• Data:

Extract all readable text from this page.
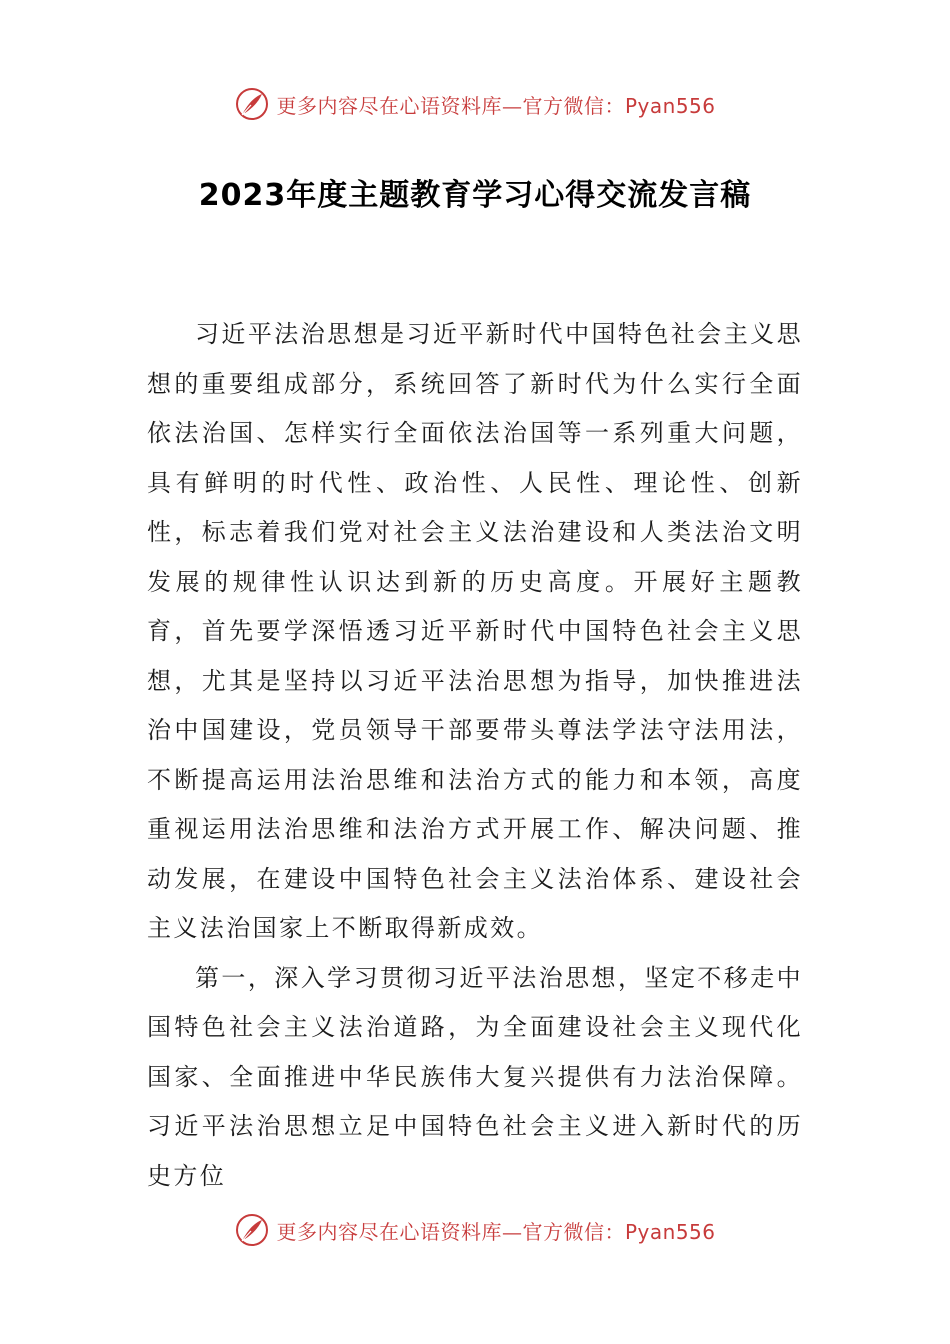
更多内容尽在心语资料库—官方微信：Pyan556
2023年度主题教育学习心得交流发言稿

习近平法治思想是习近平新时代中国特色社会主义思想的重要组成部分，系统回答了新时代为什么实行全面依法治国、怎样实行全面依法治国等一系列重大问题，具有鲜明的时代性、政治性、人民性、理论性、创新性，标志着我们党对社会主义法治建设和人类法治文明发展的规律性认识达到新的历史高度。开展好主题教育，首先要学深悟透习近平新时代中国特色社会主义思想，尤其是坚持以习近平法治思想为指导，加快推进法治中国建设，党员领导干部要带头尊法学法守法用法，不断提高运用法治思维和法治方式的能力和本领，高度重视运用法治思维和法治方式开展工作、解决问题、推动发展，在建设中国特色社会主义法治体系、建设社会主义法治国家上不断取得新成效。

第一，深入学习贯彻习近平法治思想，坚定不移走中国特色社会主义法治道路，为全面建设社会主义现代化国家、全面推进中华民族伟大复兴提供有力法治保障。习近平法治思想立足中国特色社会主义进入新时代的历史方位

更多内容尽在心语资料库—官方微信：Pyan556
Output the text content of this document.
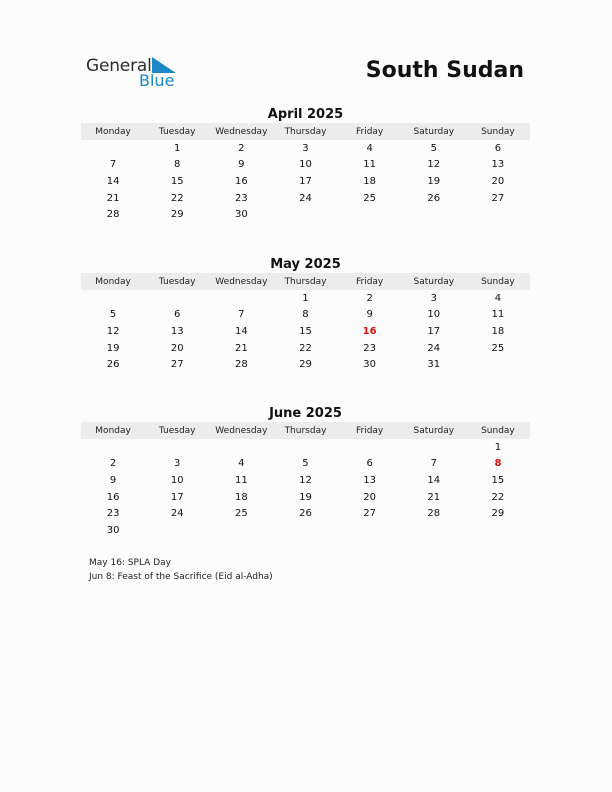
General
Blue	South Sudan
April 2025
Monday	Tuesday	Wednesday	Thursday	Friday	Saturday	Sunday
	1	2	3	4	5	6
7	8	9	10	11	12	13
14	15	16	17	18	19	20
21	22	23	24	25	26	27
28	29	30				
May 2025
Monday	Tuesday	Wednesday	Thursday	Friday	Saturday	Sunday
			1	2	3	4
5	6	7	8	9	10	11
12	13	14	15	16	17	18
19	20	21	22	23	24	25
26	27	28	29	30	31	
June 2025
Monday	Tuesday	Wednesday	Thursday	Friday	Saturday	Sunday
						1
2	3	4	5	6	7	8
9	10	11	12	13	14	15
16	17	18	19	20	21	22
23	24	25	26	27	28	29
30						
May 16: SPLA Day
Jun 8: Feast of the Sacrifice (Eid al-Adha)
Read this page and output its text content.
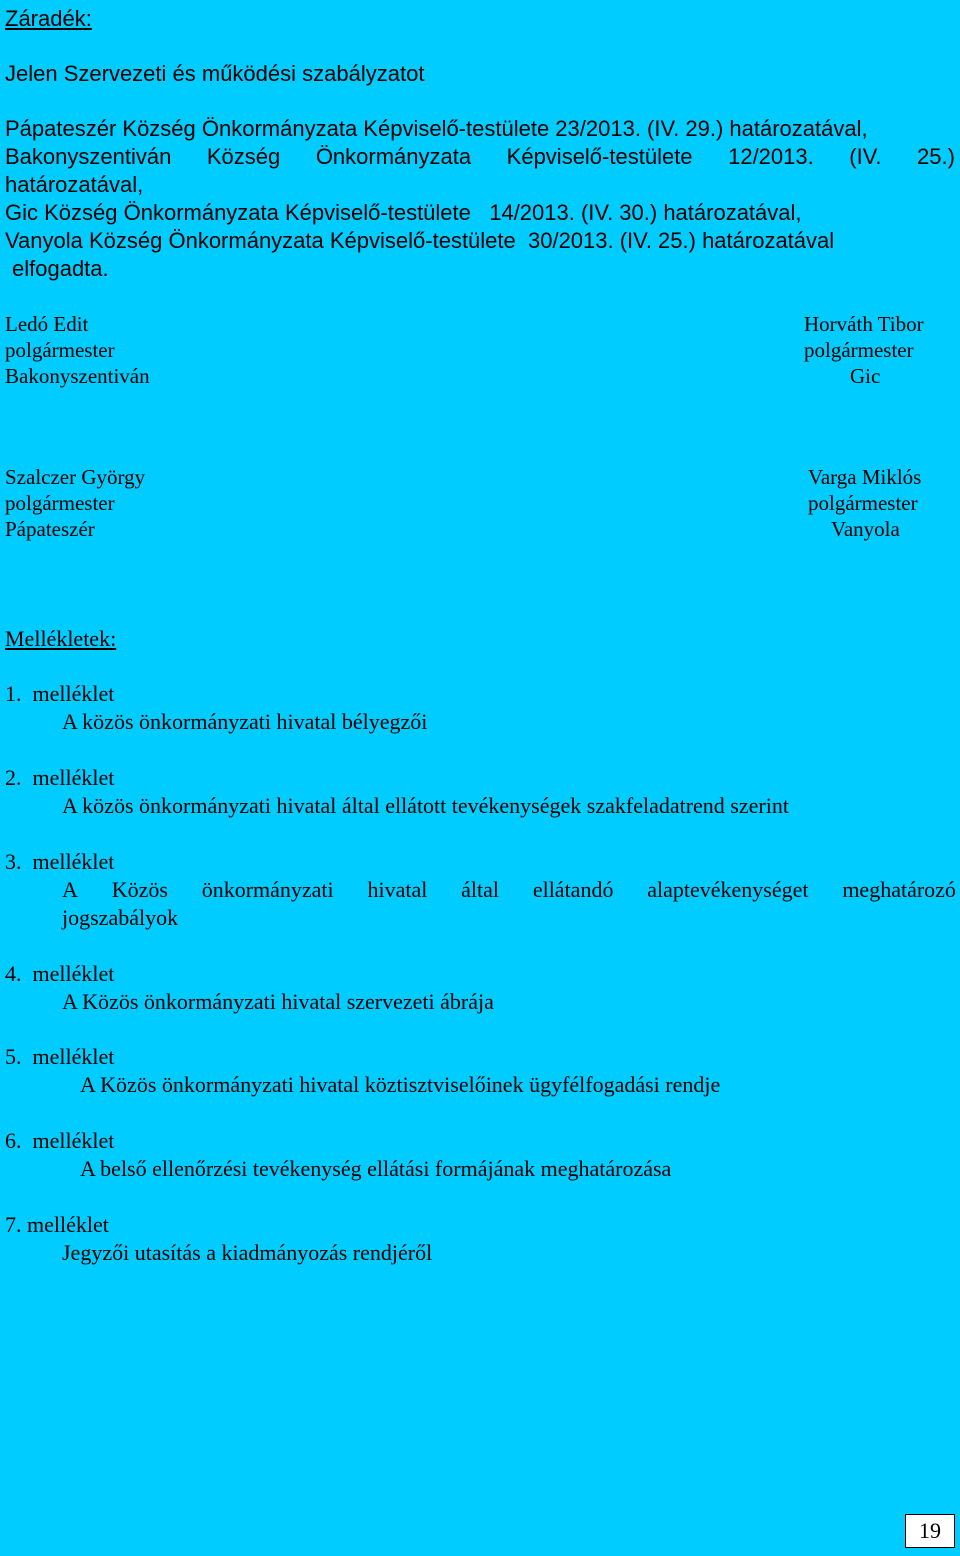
Záradék:
Jelen Szervezeti és működési szabályzatot
Pápateszér Község Önkormányzata Képviselő-testülete 23/2013. (IV. 29.) határozatával,
Bakonyszentiván Község Önkormányzata Képviselő-testülete 12/2013. (IV. 25.)
határozatával,
Gic Község Önkormányzata Képviselő-testülete   14/2013. (IV. 30.) határozatával,
Vanyola Község Önkormányzata Képviselő-testülete  30/2013. (IV. 25.) határozatával
elfogadta.
Ledó Edit
polgármester
Bakonyszentiván
Horváth Tibor
polgármester
Gic
Szalczer György
polgármester
Pápateszér
Varga Miklós
polgármester
Vanyola
Mellékletek:
1.  melléklet
A közös önkormányzati hivatal bélyegzői
2.  melléklet
A közös önkormányzati hivatal által ellátott tevékenységek szakfeladatrend szerint
3.  melléklet
A Közös önkormányzati hivatal által ellátandó alaptevékenységet meghatározó
jogszabályok
4.  melléklet
A Közös önkormányzati hivatal szervezeti ábrája
5.  melléklet
A Közös önkormányzati hivatal köztisztviselőinek ügyfélfogadási rendje
6.  melléklet
A belső ellenőrzési tevékenység ellátási formájának meghatározása
7. melléklet
Jegyzői utasítás a kiadmányozás rendjéről
19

• Work instructions: Reproduce the full material exactly, excluding the pictures.

• Solution to the problem:
Extract all readable text from this page.
更多内容尽在心语资料库—官方微信：Pyan556
2023年度主题教育学习心得交流发言稿

习近平法治思想是习近平新时代中国特色社会主义思想的重要组成部分，系统回答了新时代为什么实行全面依法治国、怎样实行全面依法治国等一系列重大问题，具有鲜明的时代性、政治性、人民性、理论性、创新性，标志着我们党对社会主义法治建设和人类法治文明发展的规律性认识达到新的历史高度。开展好主题教育，首先要学深悟透习近平新时代中国特色社会主义思想，尤其是坚持以习近平法治思想为指导，加快推进法治中国建设，党员领导干部要带头尊法学法守法用法，不断提高运用法治思维和法治方式的能力和本领，高度重视运用法治思维和法治方式开展工作、解决问题、推动发展，在建设中国特色社会主义法治体系、建设社会主义法治国家上不断取得新成效。

第一，深入学习贯彻习近平法治思想，坚定不移走中国特色社会主义法治道路，为全面建设社会主义现代化国家、全面推进中华民族伟大复兴提供有力法治保障。习近平法治思想立足中国特色社会主义进入新时代的历史方位

更多内容尽在心语资料库—官方微信：Pyan556
Output the text content of this document.
General
Blue	South Sudan
April 2025
Monday	Tuesday	Wednesday	Thursday	Friday	Saturday	Sunday
	1	2	3	4	5	6
7	8	9	10	11	12	13
14	15	16	17	18	19	20
21	22	23	24	25	26	27
28	29	30				
May 2025
Monday	Tuesday	Wednesday	Thursday	Friday	Saturday	Sunday
			1	2	3	4
5	6	7	8	9	10	11
12	13	14	15	16	17	18
19	20	21	22	23	24	25
26	27	28	29	30	31	
June 2025
Monday	Tuesday	Wednesday	Thursday	Friday	Saturday	Sunday
						1
2	3	4	5	6	7	8
9	10	11	12	13	14	15
16	17	18	19	20	21	22
23	24	25	26	27	28	29
30						
May 16: SPLA Day
Jun 8: Feast of the Sacrifice (Eid al-Adha)
Read this page and output its text content.
Záradék:
Jelen Szervezeti és működési szabályzatot
Pápateszér Község Önkormányzata Képviselő-testülete 23/2013. (IV. 29.) határozatával,
Bakonyszentiván Község Önkormányzata Képviselő-testülete 12/2013. (IV. 25.)
határozatával,
Gic Község Önkormányzata Képviselő-testülete   14/2013. (IV. 30.) határozatával,
Vanyola Község Önkormányzata Képviselő-testülete  30/2013. (IV. 25.) határozatával
elfogadta.
Ledó Edit
polgármester
Bakonyszentiván
Horváth Tibor
polgármester
Gic
Szalczer György
polgármester
Pápateszér
Varga Miklós
polgármester
Vanyola
Mellékletek:
1.  melléklet
A közös önkormányzati hivatal bélyegzői
2.  melléklet
A közös önkormányzati hivatal által ellátott tevékenységek szakfeladatrend szerint
3.  melléklet
A Közös önkormányzati hivatal által ellátandó alaptevékenységet meghatározó
jogszabályok
4.  melléklet
A Közös önkormányzati hivatal szervezeti ábrája
5.  melléklet
A Közös önkormányzati hivatal köztisztviselőinek ügyfélfogadási rendje
6.  melléklet
A belső ellenőrzési tevékenység ellátási formájának meghatározása
7. melléklet
Jegyzői utasítás a kiadmányozás rendjéről
19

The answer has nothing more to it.